DOCUMENT SECTION:
########################################

Thursday, October 15, 2015

My take on gender

Perspective 1

I am not the only child in my family. Well, it is questionable whether I am a child anymore, but that aside, I have grown up with my sisters. 4 of them. I have grown up in a joint family. And I can boast of having been exposed to a multitude of arguments, opinion and perspectives on gender. And this is where the catch lies. I am not going to spill any more beans about my family. What I will do is tell you my experiences and sensibilities. Trust me, this has not shaped what I am going to talk about now.

Ladies and Gentlemen, my name is Vivek Sharma, and I am not the co-founder of the Poetry Club Mumbai. I was born and brought up in Bhagalpur, Bihar. Left home 10 years ago and have since lived in Kota, Guwahati and now Mumbai. Perhaps a journey typical of a small town boy, trying to make a place for himself in this world. A dear friend asked me yesterday what was it that would keep me occupied this weekend. I told him I would be celebrating gender at The Hive. He mocked at me, not because it was funny, but because he wondered who I would be targeting.

It is not easy, trust me, to convince myself to talk about gender. Not in the least because I would be talking to people who are far more sensitised to gender than I have been. Not in the least because I am intimidated when people talk about gender. Not in the least because I am still trying to build an opinion basis which I can talk intelligibly. And importantly, not in the least because more than 70% of friends I have are girls.

########################################

THE INPUT:

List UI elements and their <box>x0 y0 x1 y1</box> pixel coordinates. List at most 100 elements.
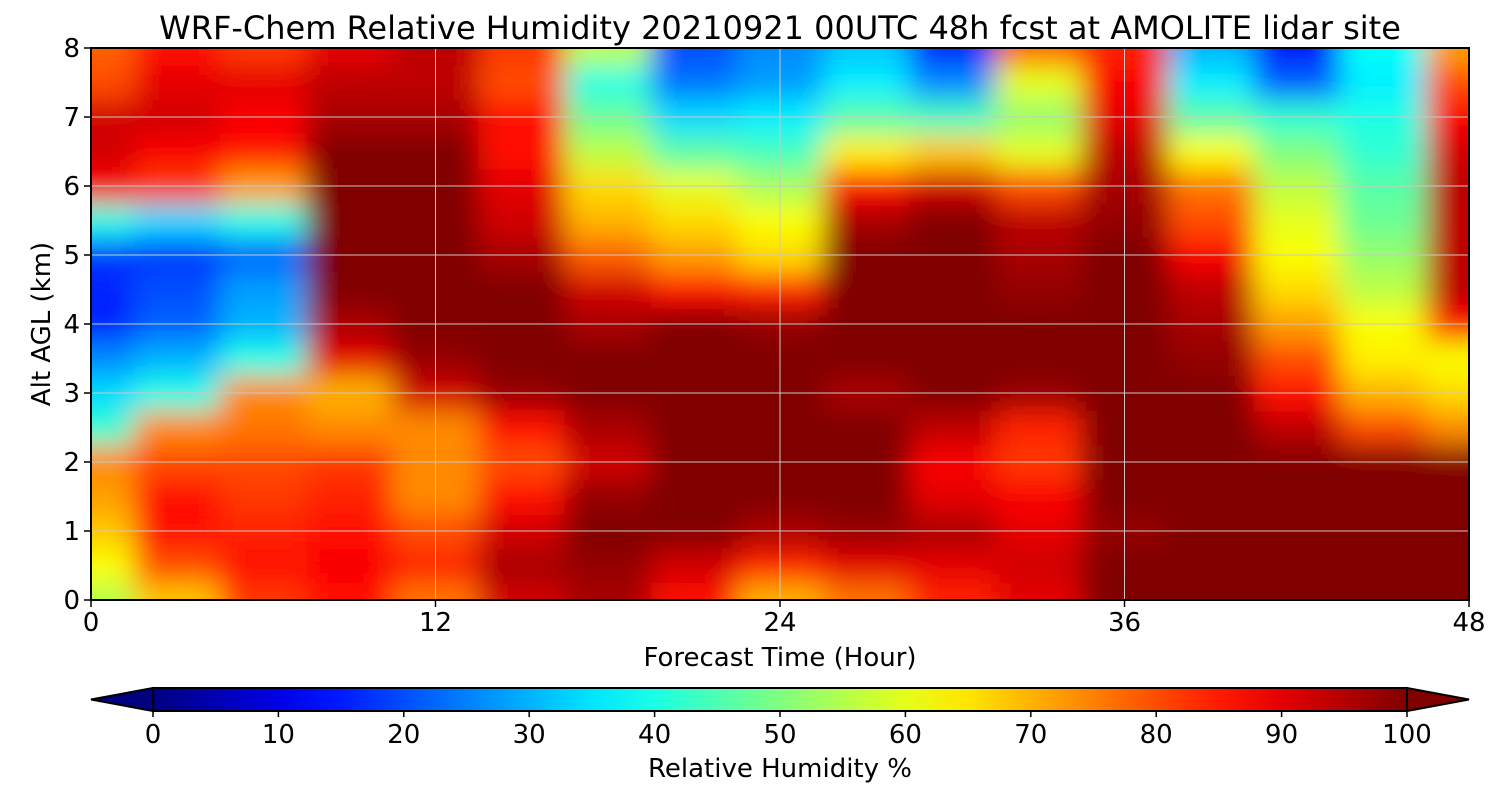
heatmap-cell <box>478 548 566 584</box>
heatmap-cell <box>1253 48 1341 66</box>
heatmap-cell <box>564 272 652 308</box>
heatmap-cell <box>220 65 307 101</box>
heatmap-cell <box>650 479 738 515</box>
heatmap-cell <box>995 479 1082 515</box>
heatmap-cell <box>478 272 566 308</box>
colorbar-tick-label: 80 <box>1140 720 1173 750</box>
x-tick-label: 0 <box>83 608 100 638</box>
heatmap-cell <box>134 341 221 377</box>
heatmap-cell <box>909 479 996 515</box>
heatmap-cell <box>134 134 221 170</box>
heatmap-cell <box>564 48 652 66</box>
heatmap-cell <box>91 410 135 446</box>
heatmap-cell <box>650 582 738 600</box>
heatmap-cell <box>478 410 566 446</box>
heatmap-cell <box>823 341 910 377</box>
heatmap-cell <box>1167 48 1255 66</box>
heatmap-cell <box>91 48 135 66</box>
colorbar-tick-label: 70 <box>1014 720 1047 750</box>
colorbar-tick-label: 10 <box>262 720 295 750</box>
y-axis-label: Alt AGL (km) <box>27 242 57 406</box>
heatmap-cell <box>91 134 135 170</box>
heatmap-cell <box>1339 48 1427 66</box>
heatmap-cell <box>134 548 221 584</box>
heatmap-cell <box>650 341 738 377</box>
y-tick-label: 1 <box>63 517 80 547</box>
colorbar-tick-label: 30 <box>513 720 546 750</box>
heatmap-cell <box>220 582 307 600</box>
heatmap-cell <box>909 582 996 600</box>
heatmap-cell <box>1425 272 1469 308</box>
heatmap-cell <box>1339 272 1427 308</box>
heatmap-cell <box>1167 582 1255 600</box>
heatmap-cell <box>1339 410 1427 446</box>
heatmap-cell <box>478 479 566 515</box>
heatmap-cell <box>478 341 566 377</box>
heatmap-cell <box>1339 479 1427 515</box>
heatmap-cell <box>564 134 652 170</box>
heatmap-cell <box>823 48 910 66</box>
heatmap-cell <box>1339 203 1427 239</box>
heatmap-cell <box>134 48 221 66</box>
y-tick-label: 7 <box>63 103 80 133</box>
heatmap-cell <box>564 582 652 600</box>
heatmap-cell <box>1425 479 1469 515</box>
heatmap-cell <box>909 134 996 170</box>
heatmap-cell <box>306 341 393 377</box>
heatmap-cell <box>564 203 652 239</box>
heatmap-cell <box>134 65 221 101</box>
heatmap-cell <box>995 65 1082 101</box>
heatmap-cell <box>909 203 996 239</box>
heatmap-cell <box>1253 410 1341 446</box>
heatmap-cell <box>650 134 738 170</box>
heatmap-cell <box>220 272 307 308</box>
heatmap-cell <box>995 582 1082 600</box>
heatmap-cell <box>478 582 566 600</box>
heatmap-cell <box>134 582 221 600</box>
heatmap-cell <box>306 203 393 239</box>
heatmap-cell <box>564 341 652 377</box>
heatmap-cell <box>823 272 910 308</box>
colorbar-tick-label: 0 <box>145 720 162 750</box>
heatmap-cell <box>1425 134 1469 170</box>
heatmap-cell <box>1253 203 1341 239</box>
heatmap-cell <box>995 410 1082 446</box>
heatmap-cell <box>1339 134 1427 170</box>
heatmap-cell <box>564 410 652 446</box>
heatmap-cell <box>1253 582 1341 600</box>
heatmap-cell <box>220 203 307 239</box>
heatmap-cell <box>134 203 221 239</box>
heatmap-cell <box>1425 410 1469 446</box>
heatmap-cell <box>1339 548 1427 584</box>
heatmap-cell <box>650 548 738 584</box>
heatmap-cell <box>134 410 221 446</box>
heatmap-cell <box>91 203 135 239</box>
heatmap-cell <box>909 48 996 66</box>
heatmap-cell <box>478 134 566 170</box>
heatmap-cell <box>909 410 996 446</box>
heatmap-cell <box>1425 48 1469 66</box>
heatmap-cell <box>909 341 996 377</box>
chart-title: WRF-Chem Relative Humidity 20210921 00UT… <box>159 9 1401 47</box>
heatmap-cell <box>909 548 996 584</box>
heatmap-cell <box>1167 479 1255 515</box>
heatmap-cell <box>220 134 307 170</box>
heatmap-cell <box>1253 479 1341 515</box>
heatmap-cell <box>1339 65 1427 101</box>
heatmap-cell <box>564 65 652 101</box>
y-tick-label: 8 <box>63 34 80 64</box>
heatmap-cell <box>306 548 393 584</box>
heatmap-cell <box>1167 203 1255 239</box>
heatmap-cell <box>1425 203 1469 239</box>
heatmap-cell <box>1425 548 1469 584</box>
colorbar-bar <box>152 687 1408 712</box>
y-tick-label: 3 <box>63 379 80 409</box>
heatmap-cell <box>1253 65 1341 101</box>
heatmap-cell <box>823 582 910 600</box>
heatmap-cell <box>995 48 1082 66</box>
heatmap-cell <box>306 479 393 515</box>
heatmap-cell <box>1167 65 1255 101</box>
y-tick-label: 4 <box>63 310 80 340</box>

########################################

GIVEN TASK 1:
Condense the paragraph of the blog post beginning "Ladies and Gentlemen, my name is" into a short bulleted list that keeps its main facts.
GIVEN TASK 2:
In the rows, begin at the line that has "heatmap-cell <box>478 548 566 584</box>" and stop after the line that has "colorbar-tick-label: 80 <box>1140". Update those lines so that "heatmap-cell" becomes "heatmap-tile", and give only those lines with nothing else changed.
The blog post and the rows were taken from unrelated sources.

CORRECT RESULT 1:
- The speaker is Vivek Sharma and is not the co-founder of the Poetry Club Mumbai.
- Born and brought up in Bhagalpur, Bihar, the speaker left home 10 years ago and has since lived in Kota, Guwahati and now Mumbai, perhaps a journey typical of a small town boy trying to make a place in the world.
- Asked yesterday by a dear friend about weekend plans, the speaker said they would be spent celebrating gender at The Hive.
- The friend mocked this, not because it was funny, but out of wondering who the speaker would be targeting.

CORRECT RESULT 2:
heatmap-tile <box>478 548 566 584</box>
heatmap-tile <box>1253 48 1341 66</box>
heatmap-tile <box>564 272 652 308</box>
heatmap-tile <box>220 65 307 101</box>
heatmap-tile <box>650 479 738 515</box>
heatmap-tile <box>995 479 1082 515</box>
heatmap-tile <box>478 272 566 308</box>
colorbar-tick-label: 80 <box>1140 720 1173 750</box>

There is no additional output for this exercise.